* Problem requirements
What name does the abstract on the E-Z Reader model give to the updated version of the model?

* Excerpt provided
===============

Published online by Cambridge University Press: 26 March 2004
The E-Z Reader model (Reichle et al. 1998; 1999) provides a theoretical framework for understanding how word identification, visual processing, attention, and oculomotor control jointly determine when and where the eyes move during reading. In this article, we first review what is known about eye movements during reading. Then we provide an updated version of the model (E-Z Reader 7) and describe how it accounts for basic findings about eye movement control in reading. We then review several alternative models of eye movement control in reading, discussing both their core assumptions and their theoretical scope. On the basis of this discussion, we conclude that E-Z Reader provides the most comprehensive account of eye movement control during reading. Finally, we provide a brief overview of what is known about the neural systems that support the various components of reading, and suggest how the cognitive constructs of our model might map onto this neural architecture.

===============

* Listing

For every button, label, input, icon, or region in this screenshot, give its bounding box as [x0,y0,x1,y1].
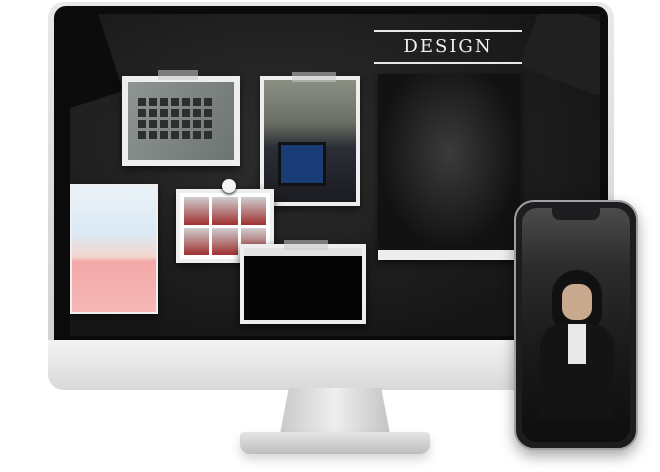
portrait-person [540,270,614,420]
photo-network-diagram [70,184,158,314]
design-heading: DESIGN [374,30,522,64]
photo-desk-monitor [260,76,360,206]
photo-portrait [378,74,520,260]
tape-strip [284,240,328,250]
tile-grid [138,98,212,139]
tape-strip [292,72,336,82]
monitor-stand-base [240,432,430,454]
device-mockup: DESIGN [0,0,660,472]
pushpin-icon [222,179,236,193]
monitor-stand-neck [280,388,390,434]
desk-monitor-image [278,142,326,186]
tape-strip [158,70,198,80]
notebook-image [70,14,124,113]
camera-image [518,14,600,98]
photo-terminal [240,244,366,324]
photo-plant-grid [122,76,240,166]
phone-display [522,208,630,442]
smartphone [514,200,638,450]
phone-notch [552,208,600,220]
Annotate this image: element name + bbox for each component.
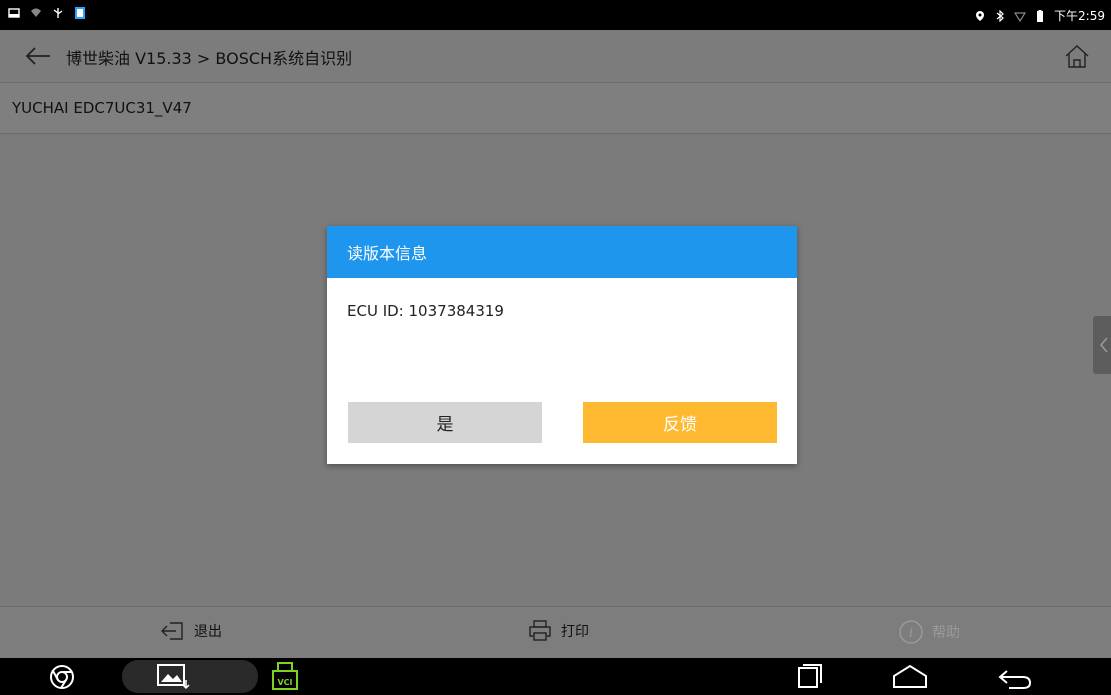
vci-app-button[interactable]: VCI <box>272 661 298 695</box>
dialog-title: 读版本信息 <box>347 244 428 263</box>
help-label: 帮助 <box>932 625 960 641</box>
system-name: YUCHAI EDC7UC31_V47 <box>12 99 192 117</box>
chevron-left-icon <box>1100 337 1108 353</box>
back-nav-icon[interactable] <box>997 664 1033 690</box>
location-icon <box>976 10 985 21</box>
chrome-app-icon[interactable] <box>48 663 76 691</box>
vci-icon: VCI <box>272 662 298 690</box>
gallery-app-button[interactable] <box>122 660 258 693</box>
status-bar: 下午2:59 <box>0 0 1111 30</box>
home-nav-icon[interactable] <box>891 664 929 690</box>
system-subheader: YUCHAI EDC7UC31_V47 <box>0 83 1111 134</box>
print-button[interactable]: 打印 <box>527 619 589 643</box>
exit-button[interactable]: 退出 <box>160 619 222 643</box>
bluetooth-icon <box>996 9 1004 22</box>
exit-label: 退出 <box>194 624 222 640</box>
feedback-button[interactable]: 反馈 <box>583 402 777 443</box>
app-notification-icon <box>75 7 85 19</box>
version-info-dialog: 读版本信息 ECU ID: 1037384319 是 反馈 <box>327 226 797 464</box>
side-panel-toggle[interactable] <box>1093 316 1111 374</box>
clock: 下午2:59 <box>1054 9 1105 23</box>
yes-button[interactable]: 是 <box>348 402 542 443</box>
ecu-id-label: ECU ID: <box>347 302 404 320</box>
svg-text:i: i <box>909 626 913 641</box>
info-icon: i <box>899 620 923 644</box>
back-arrow-icon[interactable] <box>24 44 52 68</box>
dialog-body: ECU ID: 1037384319 <box>327 278 797 320</box>
dialog-header: 读版本信息 <box>327 226 797 278</box>
bottom-toolbar: 退出 打印 i 帮助 <box>0 606 1111 659</box>
signal-icon <box>1014 11 1027 22</box>
home-icon[interactable] <box>1063 42 1091 70</box>
app-bar: 博世柴油 V15.33 > BOSCH系统自识别 <box>0 30 1111 83</box>
breadcrumb: 博世柴油 V15.33 > BOSCH系统自识别 <box>66 49 353 68</box>
ecu-id-value: 1037384319 <box>408 302 504 320</box>
printer-icon <box>529 620 551 641</box>
vci-label: VCI <box>277 678 292 687</box>
usb-icon <box>53 8 63 18</box>
screenshot-icon <box>8 8 20 18</box>
gallery-icon <box>157 664 190 690</box>
wifi-icon <box>31 8 41 17</box>
help-button[interactable]: i 帮助 <box>898 619 960 645</box>
recent-apps-icon[interactable] <box>795 662 825 690</box>
print-label: 打印 <box>561 624 589 640</box>
exit-icon <box>161 622 183 640</box>
battery-icon <box>1037 9 1044 22</box>
system-nav-bar: VCI <box>0 658 1111 695</box>
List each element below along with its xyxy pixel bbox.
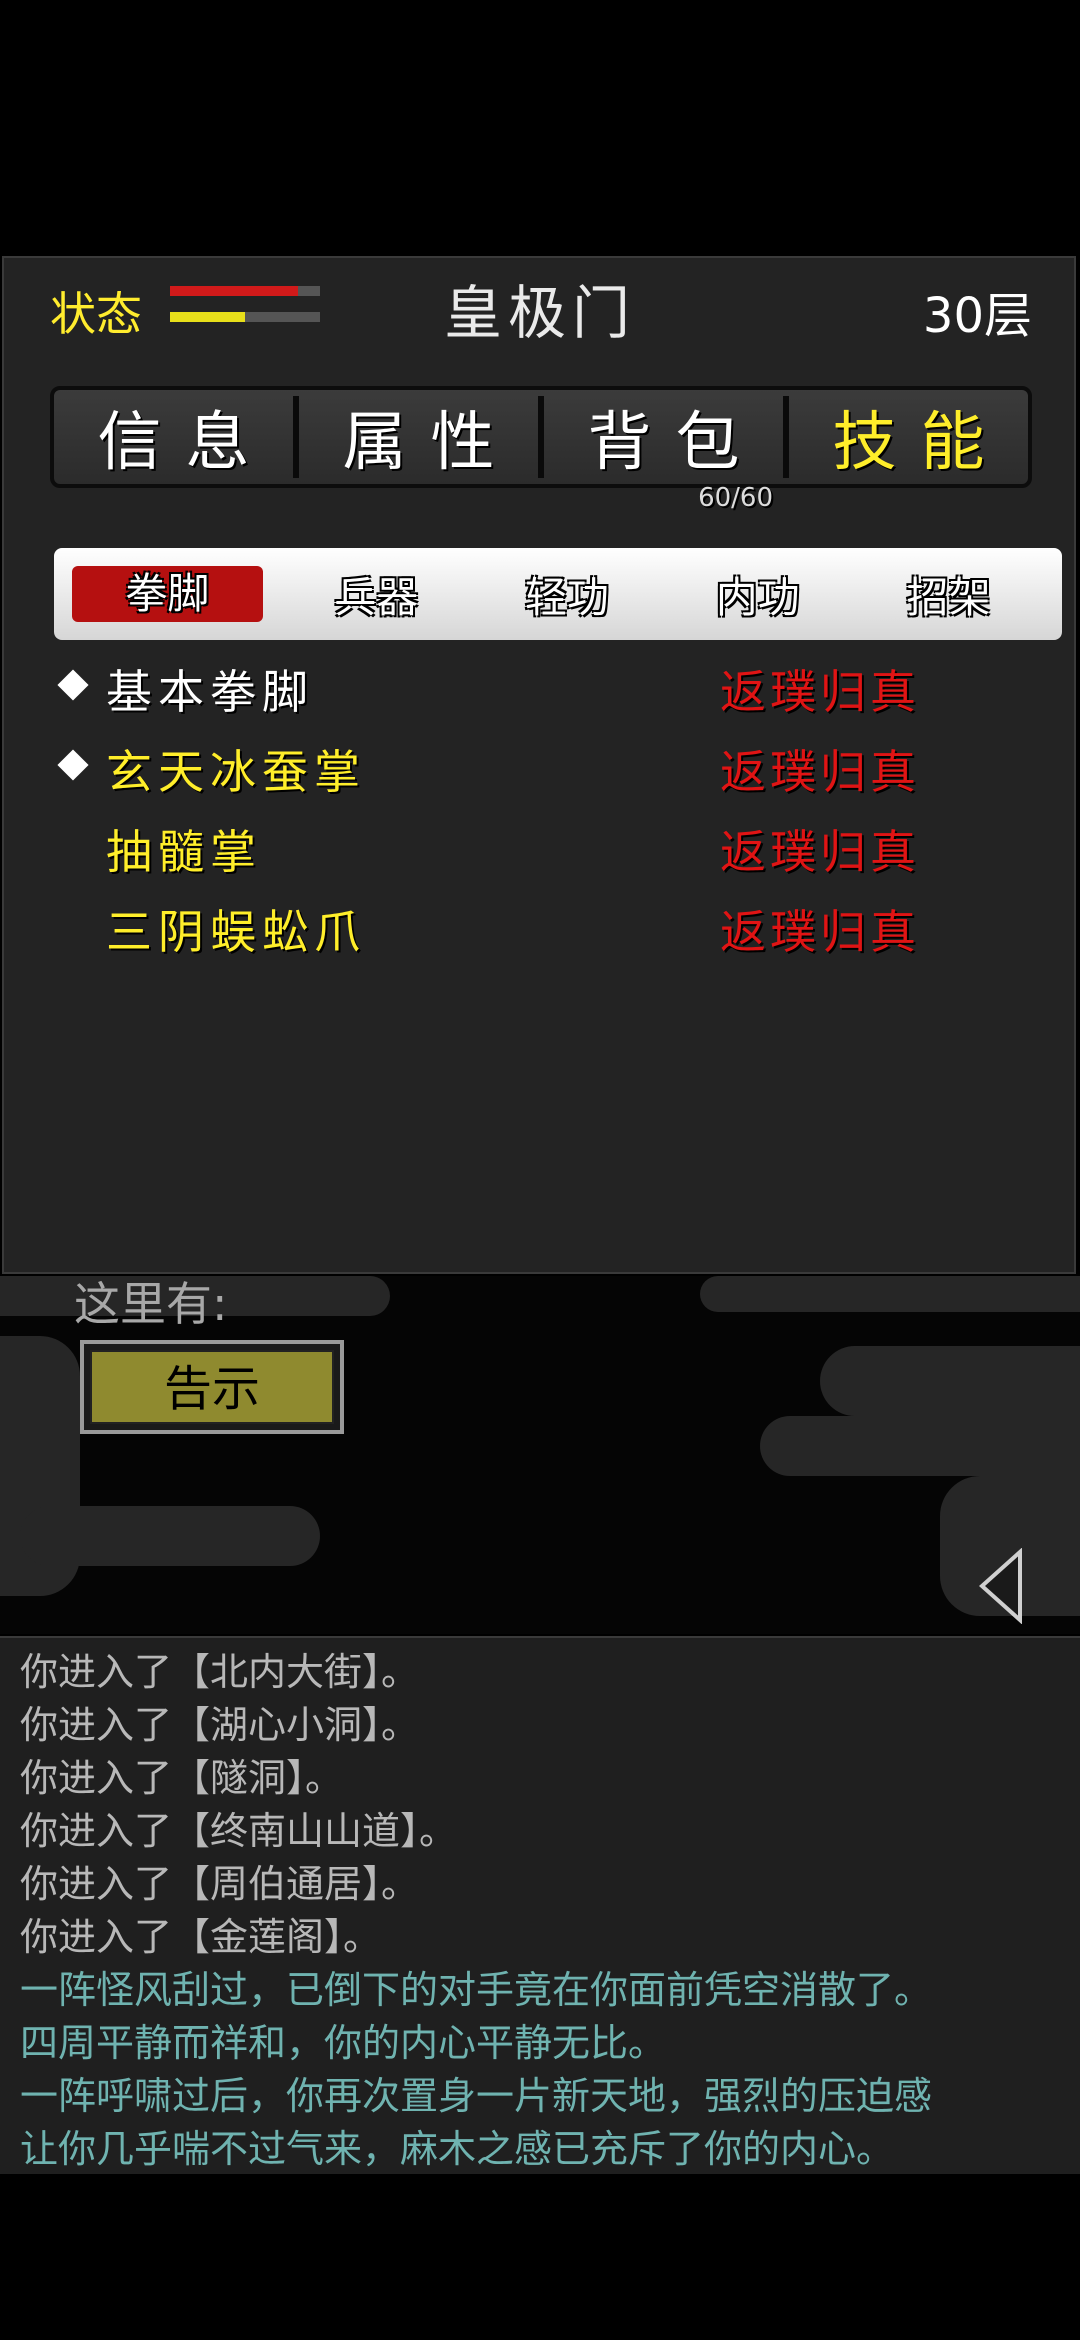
subtab-weapon[interactable]: 兵器 — [281, 564, 472, 625]
skill-name: 三阴蜈蚣爪 — [106, 905, 366, 959]
log-line: 你进入了【金莲阁】。 — [20, 1915, 382, 1959]
skill-row[interactable]: 三阴蜈蚣爪 返璞归真 — [56, 896, 956, 959]
cloud-decoration — [760, 1416, 1080, 1476]
notice-button[interactable]: 告示 — [80, 1340, 344, 1434]
skill-level: 返璞归真 — [720, 825, 920, 879]
log-line: 四周平静而祥和，你的内心平静无比。 — [20, 2021, 667, 2065]
log-line: 一阵呼啸过后，你再次置身一片新天地，强烈的压迫感 — [20, 2074, 933, 2118]
message-log[interactable]: 你进入了【北内大街】。 你进入了【湖心小洞】。 你进入了【隧洞】。 你进入了【终… — [0, 1636, 1080, 2174]
tab-attributes[interactable]: 属性 — [299, 391, 538, 483]
subtab-internal[interactable]: 内功 — [662, 564, 853, 625]
log-line: 你进入了【湖心小洞】。 — [20, 1703, 420, 1747]
equipped-diamond-icon — [57, 749, 89, 781]
skill-level: 返璞归真 — [720, 905, 920, 959]
log-line: 你进入了【周伯通居】。 — [20, 1862, 420, 1906]
skill-row[interactable]: 基本拳脚 返璞归真 — [56, 656, 956, 719]
skill-row[interactable]: 玄天冰蚕掌 返璞归真 — [56, 736, 956, 799]
skill-category-bar: 拳脚 兵器 轻功 内功 招架 — [54, 548, 1062, 640]
cloud-decoration — [20, 1506, 320, 1566]
skill-name: 基本拳脚 — [106, 665, 314, 719]
subtab-parry[interactable]: 招架 — [853, 564, 1044, 625]
tab-skills[interactable]: 技能 — [789, 391, 1028, 483]
main-tab-bar: 信息 属性 背包 60/60 技能 — [50, 386, 1032, 513]
log-line: 一阵怪风刮过，已倒下的对手竟在你面前凭空消散了。 — [20, 1968, 933, 2012]
tab-inventory-label: 背包 — [587, 406, 764, 480]
floor-indicator: 30层 — [922, 288, 1032, 344]
skill-name: 抽髓掌 — [106, 825, 262, 879]
sect-title: 皇极门 — [443, 279, 636, 347]
tab-info[interactable]: 信息 — [54, 391, 293, 483]
log-line: 让你几乎喘不过气来，麻木之感已充斥了你的内心。 — [20, 2127, 895, 2171]
tab-inventory[interactable]: 背包 60/60 — [544, 391, 783, 513]
subtab-fist[interactable]: 拳脚 — [72, 566, 263, 622]
log-line: 你进入了【终南山山道】。 — [20, 1809, 458, 1853]
skill-name: 玄天冰蚕掌 — [106, 745, 366, 799]
back-arrow-icon[interactable] — [976, 1548, 1026, 1624]
notice-button-label: 告示 — [90, 1350, 334, 1424]
log-line: 你进入了【北内大街】。 — [20, 1650, 420, 1694]
here-label: 这里有: — [74, 1277, 228, 1331]
skill-row[interactable]: 抽髓掌 返璞归真 — [56, 816, 956, 879]
skill-level: 返璞归真 — [720, 745, 920, 799]
equipped-diamond-icon — [57, 669, 89, 701]
cloud-decoration — [700, 1276, 1080, 1312]
inventory-count: 60/60 — [698, 483, 773, 513]
skill-level: 返璞归真 — [720, 665, 920, 719]
subtab-lightness[interactable]: 轻功 — [472, 564, 663, 625]
cloud-decoration — [820, 1346, 1080, 1416]
log-line: 你进入了【隧洞】。 — [20, 1756, 344, 1800]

===============

* Task solution
E-Z Reader 7